To be done -
Repeat each record exactly. Any picture gets left out.

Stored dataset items
— Begin —

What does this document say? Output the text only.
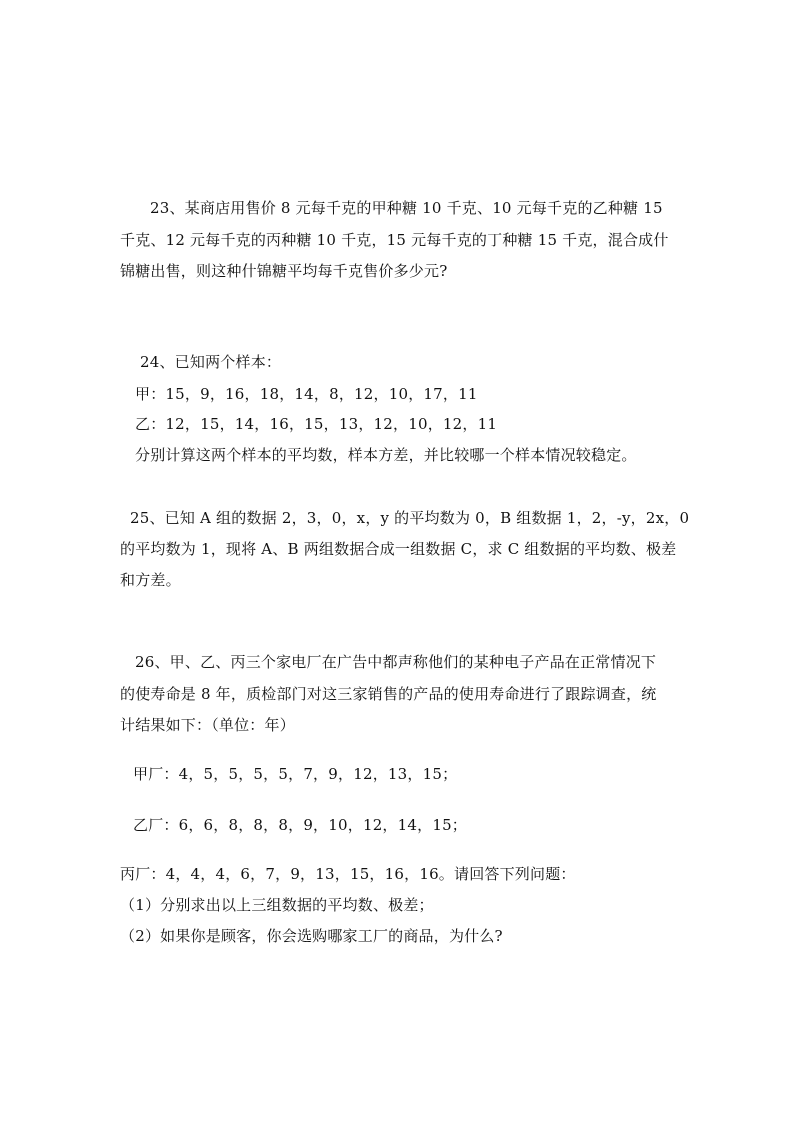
23、某商店用售价 8 元每千克的甲种糖 10 千克、10 元每千克的乙种糖 15
千克、12 元每千克的丙种糖 10 千克，15 元每千克的丁种糖 15 千克，混合成什
锦糖出售，则这种什锦糖平均每千克售价多少元?
24、已知两个样本：
甲：15，9，16，18，14，8，12，10，17，11
乙：12，15，14，16，15，13，12，10，12，11
分别计算这两个样本的平均数，样本方差，并比较哪一个样本情况较稳定。
25、已知 A 组的数据 2，3，0，x，y 的平均数为 0，B 组数据 1，2，-y，2x，0
的平均数为 1，现将 A、B 两组数据合成一组数据 C，求 C 组数据的平均数、极差
和方差。
26、甲、乙、丙三个家电厂在广告中都声称他们的某种电子产品在正常情况下
的使寿命是 8 年，质检部门对这三家销售的产品的使用寿命进行了跟踪调查，统
计结果如下：（单位：年）
甲厂：4，5，5，5，5，7，9，12，13，15；
乙厂：6，6，8，8，8，9，10，12，14，15；
丙厂：4，4，4，6，7，9，13，15，16，16。请回答下列问题：
（1）分别求出以上三组数据的平均数、极差；
（2）如果你是顾客，你会选购哪家工厂的商品，为什么?
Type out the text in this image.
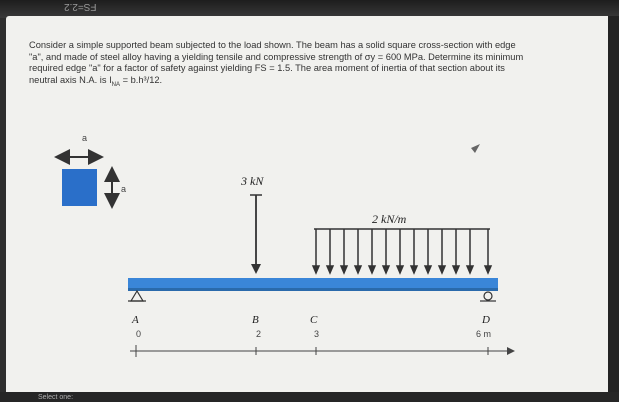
FS=2.2

Consider a simple supported beam subjected to the load shown. The beam has a solid square cross-section with edge
"a", and made of steel alloy having a yielding tensile and compressive strength of σy = 600 MPa. Determine its minimum
required edge "a" for a factor of safety against yielding FS = 1.5. The area moment of inertia of that section about its
neutral axis N.A. is $I_{NA} = b.h^3/12$.

a
a
3 kN
2 kN/m
A	B	C	D
0	2	3	6 m
Select one:
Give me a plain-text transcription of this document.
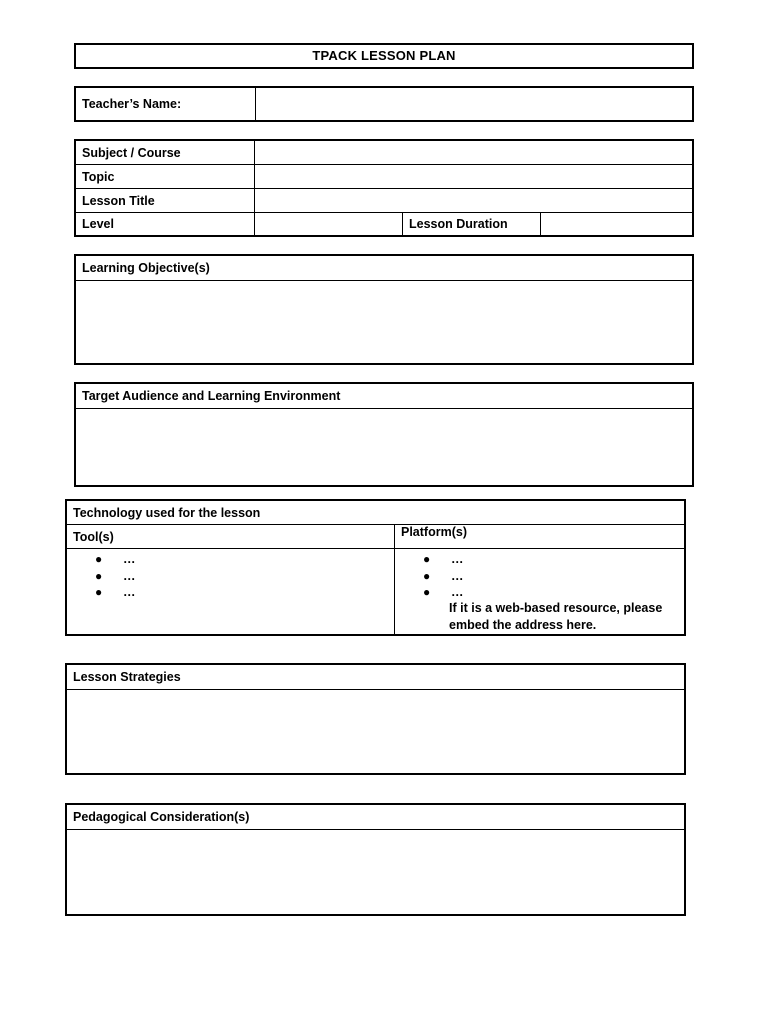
TPACK LESSON PLAN
Teacher’s Name:
Subject / Course
Topic
Lesson Title
Level	Lesson Duration
Learning Objective(s)
Target Audience and Learning Environment
Technology used for the lesson
Tool(s)	Platform(s)
● …
● …
● …
● …
● …
● …
If it is a web-based resource, please embed the address here.
Lesson Strategies
Pedagogical Consideration(s)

— End —

Solution for this problem -
What does this document say? Output the text only.
23、某商店用售价 8 元每千克的甲种糖 10 千克、10 元每千克的乙种糖 15
千克、12 元每千克的丙种糖 10 千克，15 元每千克的丁种糖 15 千克，混合成什
锦糖出售，则这种什锦糖平均每千克售价多少元?
24、已知两个样本：
甲：15，9，16，18，14，8，12，10，17，11
乙：12，15，14，16，15，13，12，10，12，11
分别计算这两个样本的平均数，样本方差，并比较哪一个样本情况较稳定。
25、已知 A 组的数据 2，3，0，x，y 的平均数为 0，B 组数据 1，2，-y，2x，0
的平均数为 1，现将 A、B 两组数据合成一组数据 C，求 C 组数据的平均数、极差
和方差。
26、甲、乙、丙三个家电厂在广告中都声称他们的某种电子产品在正常情况下
的使寿命是 8 年，质检部门对这三家销售的产品的使用寿命进行了跟踪调查，统
计结果如下：（单位：年）
甲厂：4，5，5，5，5，7，9，12，13，15；
乙厂：6，6，8，8，8，9，10，12，14，15；
丙厂：4，4，4，6，7，9，13，15，16，16。请回答下列问题：
（1）分别求出以上三组数据的平均数、极差；
（2）如果你是顾客，你会选购哪家工厂的商品，为什么?
Type out the text in this image.
FS=2.2

Consider a simple supported beam subjected to the load shown. The beam has a solid square cross-section with edge
"a", and made of steel alloy having a yielding tensile and compressive strength of σy = 600 MPa. Determine its minimum
required edge "a" for a factor of safety against yielding FS = 1.5. The area moment of inertia of that section about its
neutral axis N.A. is $I_{NA} = b.h^3/12$.

a
a
3 kN
2 kN/m
A	B	C	D
0	2	3	6 m
Select one:
Give me a plain-text transcription of this document.
TPACK LESSON PLAN
Teacher’s Name:
Subject / Course
Topic
Lesson Title
Level	Lesson Duration
Learning Objective(s)
Target Audience and Learning Environment
Technology used for the lesson
Tool(s)	Platform(s)
● …
● …
● …
● …
● …
● …
If it is a web-based resource, please embed the address here.
Lesson Strategies
Pedagogical Consideration(s)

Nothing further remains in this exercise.